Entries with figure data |
----

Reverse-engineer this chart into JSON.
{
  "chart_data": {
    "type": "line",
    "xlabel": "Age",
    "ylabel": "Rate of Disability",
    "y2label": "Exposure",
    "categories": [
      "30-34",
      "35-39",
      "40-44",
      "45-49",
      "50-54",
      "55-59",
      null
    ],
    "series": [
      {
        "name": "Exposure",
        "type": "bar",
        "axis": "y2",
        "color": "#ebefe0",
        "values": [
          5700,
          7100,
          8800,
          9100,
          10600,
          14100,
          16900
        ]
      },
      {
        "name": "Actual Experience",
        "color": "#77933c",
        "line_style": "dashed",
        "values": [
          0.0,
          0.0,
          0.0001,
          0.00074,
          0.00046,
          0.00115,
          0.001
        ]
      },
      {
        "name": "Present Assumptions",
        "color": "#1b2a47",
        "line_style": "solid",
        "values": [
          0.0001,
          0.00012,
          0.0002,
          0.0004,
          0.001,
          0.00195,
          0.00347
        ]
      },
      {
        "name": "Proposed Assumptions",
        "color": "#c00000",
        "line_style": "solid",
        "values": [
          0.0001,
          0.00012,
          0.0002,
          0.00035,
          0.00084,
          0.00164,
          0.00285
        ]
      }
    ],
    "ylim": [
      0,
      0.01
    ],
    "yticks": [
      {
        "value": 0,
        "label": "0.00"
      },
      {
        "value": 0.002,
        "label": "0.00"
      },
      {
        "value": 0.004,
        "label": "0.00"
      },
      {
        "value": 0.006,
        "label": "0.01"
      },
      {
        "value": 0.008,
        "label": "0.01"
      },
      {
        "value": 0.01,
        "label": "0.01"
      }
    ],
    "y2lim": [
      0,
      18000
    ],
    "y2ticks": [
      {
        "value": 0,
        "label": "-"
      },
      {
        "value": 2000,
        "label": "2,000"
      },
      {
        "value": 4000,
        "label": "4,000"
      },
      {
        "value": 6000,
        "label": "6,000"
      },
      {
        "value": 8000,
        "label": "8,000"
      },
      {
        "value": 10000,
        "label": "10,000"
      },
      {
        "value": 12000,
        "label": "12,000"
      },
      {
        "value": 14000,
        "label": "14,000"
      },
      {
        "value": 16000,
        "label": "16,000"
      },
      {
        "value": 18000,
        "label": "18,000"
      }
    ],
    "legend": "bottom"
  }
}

----

Return each line of the data exactly as written above.

Reverse-engineer this chart into JSON.
{
  "chart_data": {
    "type": "line",
    "xlabel": "Age",
    "ylabel": "Rate of Disability",
    "y2label": "Exposure",
    "categories": [
      "30-34",
      "35-39",
      "40-44",
      "45-49",
      "50-54",
      "55-59",
      null
    ],
    "series": [
      {
        "name": "Exposure",
        "type": "bar",
        "axis": "y2",
        "color": "#ebefe0",
        "values": [
          5700,
          7100,
          8800,
          9100,
          10600,
          14100,
          16900
        ]
      },
      {
        "name": "Actual Experience",
        "color": "#77933c",
        "line_style": "dashed",
        "values": [
          0.0,
          0.0,
          0.0001,
          0.00074,
          0.00046,
          0.00115,
          0.001
        ]
      },
      {
        "name": "Present Assumptions",
        "color": "#1b2a47",
        "line_style": "solid",
        "values": [
          0.0001,
          0.00012,
          0.0002,
          0.0004,
          0.001,
          0.00195,
          0.00347
        ]
      },
      {
        "name": "Proposed Assumptions",
        "color": "#c00000",
        "line_style": "solid",
        "values": [
          0.0001,
          0.00012,
          0.0002,
          0.00035,
          0.00084,
          0.00164,
          0.00285
        ]
      }
    ],
    "ylim": [
      0,
      0.01
    ],
    "yticks": [
      {
        "value": 0,
        "label": "0.00"
      },
      {
        "value": 0.002,
        "label": "0.00"
      },
      {
        "value": 0.004,
        "label": "0.00"
      },
      {
        "value": 0.006,
        "label": "0.01"
      },
      {
        "value": 0.008,
        "label": "0.01"
      },
      {
        "value": 0.01,
        "label": "0.01"
      }
    ],
    "y2lim": [
      0,
      18000
    ],
    "y2ticks": [
      {
        "value": 0,
        "label": "-"
      },
      {
        "value": 2000,
        "label": "2,000"
      },
      {
        "value": 4000,
        "label": "4,000"
      },
      {
        "value": 6000,
        "label": "6,000"
      },
      {
        "value": 8000,
        "label": "8,000"
      },
      {
        "value": 10000,
        "label": "10,000"
      },
      {
        "value": 12000,
        "label": "12,000"
      },
      {
        "value": 14000,
        "label": "14,000"
      },
      {
        "value": 16000,
        "label": "16,000"
      },
      {
        "value": 18000,
        "label": "18,000"
      }
    ],
    "legend": "bottom"
  }
}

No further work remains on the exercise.